### Task brief
Below is a listing; copy all of it exactly.

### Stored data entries
----------------

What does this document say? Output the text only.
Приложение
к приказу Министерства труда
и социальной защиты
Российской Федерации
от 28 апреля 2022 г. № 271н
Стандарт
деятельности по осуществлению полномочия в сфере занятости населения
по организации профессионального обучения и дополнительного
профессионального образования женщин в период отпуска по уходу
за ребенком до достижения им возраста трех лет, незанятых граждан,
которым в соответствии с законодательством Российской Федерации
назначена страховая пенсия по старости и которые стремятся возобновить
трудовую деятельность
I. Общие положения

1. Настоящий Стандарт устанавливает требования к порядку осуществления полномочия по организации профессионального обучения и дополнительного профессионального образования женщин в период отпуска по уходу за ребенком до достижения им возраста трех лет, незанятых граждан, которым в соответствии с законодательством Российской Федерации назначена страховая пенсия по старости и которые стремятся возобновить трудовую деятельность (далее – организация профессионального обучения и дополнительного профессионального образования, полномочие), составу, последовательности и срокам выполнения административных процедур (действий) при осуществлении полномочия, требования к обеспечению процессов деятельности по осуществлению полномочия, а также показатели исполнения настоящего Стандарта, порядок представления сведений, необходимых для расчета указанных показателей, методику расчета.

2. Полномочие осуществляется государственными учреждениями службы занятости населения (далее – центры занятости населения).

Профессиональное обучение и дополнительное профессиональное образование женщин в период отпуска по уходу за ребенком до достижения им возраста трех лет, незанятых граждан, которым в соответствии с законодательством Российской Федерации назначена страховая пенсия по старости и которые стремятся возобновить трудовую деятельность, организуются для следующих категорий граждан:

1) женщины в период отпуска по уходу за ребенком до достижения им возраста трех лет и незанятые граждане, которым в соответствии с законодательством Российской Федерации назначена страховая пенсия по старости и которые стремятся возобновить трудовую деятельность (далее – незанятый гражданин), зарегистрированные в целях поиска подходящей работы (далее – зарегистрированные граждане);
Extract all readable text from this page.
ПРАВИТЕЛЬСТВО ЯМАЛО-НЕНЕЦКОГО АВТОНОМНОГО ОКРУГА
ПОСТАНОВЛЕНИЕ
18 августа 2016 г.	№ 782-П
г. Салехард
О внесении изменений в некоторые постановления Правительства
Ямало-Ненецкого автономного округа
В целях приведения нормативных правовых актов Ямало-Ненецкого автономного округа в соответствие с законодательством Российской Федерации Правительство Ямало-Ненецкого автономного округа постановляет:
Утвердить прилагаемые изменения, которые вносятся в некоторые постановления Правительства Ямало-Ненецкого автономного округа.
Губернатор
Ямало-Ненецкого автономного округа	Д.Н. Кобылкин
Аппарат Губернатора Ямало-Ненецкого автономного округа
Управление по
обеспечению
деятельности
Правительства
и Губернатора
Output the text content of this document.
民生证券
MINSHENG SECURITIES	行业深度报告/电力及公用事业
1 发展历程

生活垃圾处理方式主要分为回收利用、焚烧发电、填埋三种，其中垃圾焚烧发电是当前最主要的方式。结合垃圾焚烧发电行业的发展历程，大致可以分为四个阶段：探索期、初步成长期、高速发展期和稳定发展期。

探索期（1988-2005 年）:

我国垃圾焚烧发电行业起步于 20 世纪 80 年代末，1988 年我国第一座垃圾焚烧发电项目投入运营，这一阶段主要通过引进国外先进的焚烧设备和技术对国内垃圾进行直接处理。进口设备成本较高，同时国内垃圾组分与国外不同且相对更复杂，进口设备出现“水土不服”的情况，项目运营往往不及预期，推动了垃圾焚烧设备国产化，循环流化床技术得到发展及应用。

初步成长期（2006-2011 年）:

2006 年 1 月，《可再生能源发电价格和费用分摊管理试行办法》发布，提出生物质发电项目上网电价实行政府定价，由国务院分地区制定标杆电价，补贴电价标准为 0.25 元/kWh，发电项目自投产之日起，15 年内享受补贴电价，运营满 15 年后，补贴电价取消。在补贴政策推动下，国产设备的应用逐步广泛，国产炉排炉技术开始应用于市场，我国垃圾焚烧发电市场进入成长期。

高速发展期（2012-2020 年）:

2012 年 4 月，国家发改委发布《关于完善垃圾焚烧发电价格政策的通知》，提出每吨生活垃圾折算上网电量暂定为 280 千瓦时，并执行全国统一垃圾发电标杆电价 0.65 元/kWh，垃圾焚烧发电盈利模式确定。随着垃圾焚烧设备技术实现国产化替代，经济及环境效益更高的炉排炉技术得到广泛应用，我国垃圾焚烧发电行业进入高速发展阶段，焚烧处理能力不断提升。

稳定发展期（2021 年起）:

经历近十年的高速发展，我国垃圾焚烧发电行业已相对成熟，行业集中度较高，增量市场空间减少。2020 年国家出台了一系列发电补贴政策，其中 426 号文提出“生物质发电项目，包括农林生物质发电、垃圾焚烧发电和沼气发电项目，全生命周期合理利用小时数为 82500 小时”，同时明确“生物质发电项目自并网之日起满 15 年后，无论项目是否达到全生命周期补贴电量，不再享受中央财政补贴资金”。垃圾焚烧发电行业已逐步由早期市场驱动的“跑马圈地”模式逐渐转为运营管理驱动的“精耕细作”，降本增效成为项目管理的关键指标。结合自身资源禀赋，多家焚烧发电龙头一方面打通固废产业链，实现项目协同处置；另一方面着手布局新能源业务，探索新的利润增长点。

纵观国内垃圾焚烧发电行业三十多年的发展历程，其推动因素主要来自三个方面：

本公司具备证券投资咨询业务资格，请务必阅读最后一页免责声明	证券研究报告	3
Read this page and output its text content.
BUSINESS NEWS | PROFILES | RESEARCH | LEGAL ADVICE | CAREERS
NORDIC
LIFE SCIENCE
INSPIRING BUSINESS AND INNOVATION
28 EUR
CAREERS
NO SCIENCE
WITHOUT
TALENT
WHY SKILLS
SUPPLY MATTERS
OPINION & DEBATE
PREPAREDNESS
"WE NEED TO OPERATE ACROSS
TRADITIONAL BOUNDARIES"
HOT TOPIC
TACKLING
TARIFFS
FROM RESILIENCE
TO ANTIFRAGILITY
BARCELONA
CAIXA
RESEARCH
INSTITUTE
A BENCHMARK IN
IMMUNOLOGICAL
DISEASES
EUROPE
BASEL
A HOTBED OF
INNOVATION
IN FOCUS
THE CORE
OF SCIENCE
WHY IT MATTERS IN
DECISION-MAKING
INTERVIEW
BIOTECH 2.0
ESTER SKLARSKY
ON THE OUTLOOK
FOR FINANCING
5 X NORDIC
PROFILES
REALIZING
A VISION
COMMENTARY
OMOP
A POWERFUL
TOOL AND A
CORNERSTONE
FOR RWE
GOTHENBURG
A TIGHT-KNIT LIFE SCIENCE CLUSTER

----------------

### Solution to this problem
What does this document say? Output the text only.
Приложение
к приказу Министерства труда
и социальной защиты
Российской Федерации
от 28 апреля 2022 г. № 271н
Стандарт
деятельности по осуществлению полномочия в сфере занятости населения
по организации профессионального обучения и дополнительного
профессионального образования женщин в период отпуска по уходу
за ребенком до достижения им возраста трех лет, незанятых граждан,
которым в соответствии с законодательством Российской Федерации
назначена страховая пенсия по старости и которые стремятся возобновить
трудовую деятельность
I. Общие положения

1. Настоящий Стандарт устанавливает требования к порядку осуществления полномочия по организации профессионального обучения и дополнительного профессионального образования женщин в период отпуска по уходу за ребенком до достижения им возраста трех лет, незанятых граждан, которым в соответствии с законодательством Российской Федерации назначена страховая пенсия по старости и которые стремятся возобновить трудовую деятельность (далее – организация профессионального обучения и дополнительного профессионального образования, полномочие), составу, последовательности и срокам выполнения административных процедур (действий) при осуществлении полномочия, требования к обеспечению процессов деятельности по осуществлению полномочия, а также показатели исполнения настоящего Стандарта, порядок представления сведений, необходимых для расчета указанных показателей, методику расчета.

2. Полномочие осуществляется государственными учреждениями службы занятости населения (далее – центры занятости населения).

Профессиональное обучение и дополнительное профессиональное образование женщин в период отпуска по уходу за ребенком до достижения им возраста трех лет, незанятых граждан, которым в соответствии с законодательством Российской Федерации назначена страховая пенсия по старости и которые стремятся возобновить трудовую деятельность, организуются для следующих категорий граждан:

1) женщины в период отпуска по уходу за ребенком до достижения им возраста трех лет и незанятые граждане, которым в соответствии с законодательством Российской Федерации назначена страховая пенсия по старости и которые стремятся возобновить трудовую деятельность (далее – незанятый гражданин), зарегистрированные в целях поиска подходящей работы (далее – зарегистрированные граждане);
Extract all readable text from this page.
ПРАВИТЕЛЬСТВО ЯМАЛО-НЕНЕЦКОГО АВТОНОМНОГО ОКРУГА
ПОСТАНОВЛЕНИЕ
18 августа 2016 г.	№ 782-П
г. Салехард
О внесении изменений в некоторые постановления Правительства
Ямало-Ненецкого автономного округа
В целях приведения нормативных правовых актов Ямало-Ненецкого автономного округа в соответствие с законодательством Российской Федерации Правительство Ямало-Ненецкого автономного округа постановляет:
Утвердить прилагаемые изменения, которые вносятся в некоторые постановления Правительства Ямало-Ненецкого автономного округа.
Губернатор
Ямало-Ненецкого автономного округа	Д.Н. Кобылкин
Аппарат Губернатора Ямало-Ненецкого автономного округа
Управление по
обеспечению
деятельности
Правительства
и Губернатора
Output the text content of this document.
民生证券
MINSHENG SECURITIES	行业深度报告/电力及公用事业
1 发展历程

生活垃圾处理方式主要分为回收利用、焚烧发电、填埋三种，其中垃圾焚烧发电是当前最主要的方式。结合垃圾焚烧发电行业的发展历程，大致可以分为四个阶段：探索期、初步成长期、高速发展期和稳定发展期。

探索期（1988-2005 年）:

我国垃圾焚烧发电行业起步于 20 世纪 80 年代末，1988 年我国第一座垃圾焚烧发电项目投入运营，这一阶段主要通过引进国外先进的焚烧设备和技术对国内垃圾进行直接处理。进口设备成本较高，同时国内垃圾组分与国外不同且相对更复杂，进口设备出现“水土不服”的情况，项目运营往往不及预期，推动了垃圾焚烧设备国产化，循环流化床技术得到发展及应用。

初步成长期（2006-2011 年）:

2006 年 1 月，《可再生能源发电价格和费用分摊管理试行办法》发布，提出生物质发电项目上网电价实行政府定价，由国务院分地区制定标杆电价，补贴电价标准为 0.25 元/kWh，发电项目自投产之日起，15 年内享受补贴电价，运营满 15 年后，补贴电价取消。在补贴政策推动下，国产设备的应用逐步广泛，国产炉排炉技术开始应用于市场，我国垃圾焚烧发电市场进入成长期。

高速发展期（2012-2020 年）:

2012 年 4 月，国家发改委发布《关于完善垃圾焚烧发电价格政策的通知》，提出每吨生活垃圾折算上网电量暂定为 280 千瓦时，并执行全国统一垃圾发电标杆电价 0.65 元/kWh，垃圾焚烧发电盈利模式确定。随着垃圾焚烧设备技术实现国产化替代，经济及环境效益更高的炉排炉技术得到广泛应用，我国垃圾焚烧发电行业进入高速发展阶段，焚烧处理能力不断提升。

稳定发展期（2021 年起）:

经历近十年的高速发展，我国垃圾焚烧发电行业已相对成熟，行业集中度较高，增量市场空间减少。2020 年国家出台了一系列发电补贴政策，其中 426 号文提出“生物质发电项目，包括农林生物质发电、垃圾焚烧发电和沼气发电项目，全生命周期合理利用小时数为 82500 小时”，同时明确“生物质发电项目自并网之日起满 15 年后，无论项目是否达到全生命周期补贴电量，不再享受中央财政补贴资金”。垃圾焚烧发电行业已逐步由早期市场驱动的“跑马圈地”模式逐渐转为运营管理驱动的“精耕细作”，降本增效成为项目管理的关键指标。结合自身资源禀赋，多家焚烧发电龙头一方面打通固废产业链，实现项目协同处置；另一方面着手布局新能源业务，探索新的利润增长点。

纵观国内垃圾焚烧发电行业三十多年的发展历程，其推动因素主要来自三个方面：

本公司具备证券投资咨询业务资格，请务必阅读最后一页免责声明	证券研究报告	3
Read this page and output its text content.
BUSINESS NEWS | PROFILES | RESEARCH | LEGAL ADVICE | CAREERS
NORDIC
LIFE SCIENCE
INSPIRING BUSINESS AND INNOVATION
28 EUR
CAREERS
NO SCIENCE
WITHOUT
TALENT
WHY SKILLS
SUPPLY MATTERS
OPINION & DEBATE
PREPAREDNESS
"WE NEED TO OPERATE ACROSS
TRADITIONAL BOUNDARIES"
HOT TOPIC
TACKLING
TARIFFS
FROM RESILIENCE
TO ANTIFRAGILITY
BARCELONA
CAIXA
RESEARCH
INSTITUTE
A BENCHMARK IN
IMMUNOLOGICAL
DISEASES
EUROPE
BASEL
A HOTBED OF
INNOVATION
IN FOCUS
THE CORE
OF SCIENCE
WHY IT MATTERS IN
DECISION-MAKING
INTERVIEW
BIOTECH 2.0
ESTER SKLARSKY
ON THE OUTLOOK
FOR FINANCING
5 X NORDIC
PROFILES
REALIZING
A VISION
COMMENTARY
OMOP
A POWERFUL
TOOL AND A
CORNERSTONE
FOR RWE
GOTHENBURG
A TIGHT-KNIT LIFE SCIENCE CLUSTER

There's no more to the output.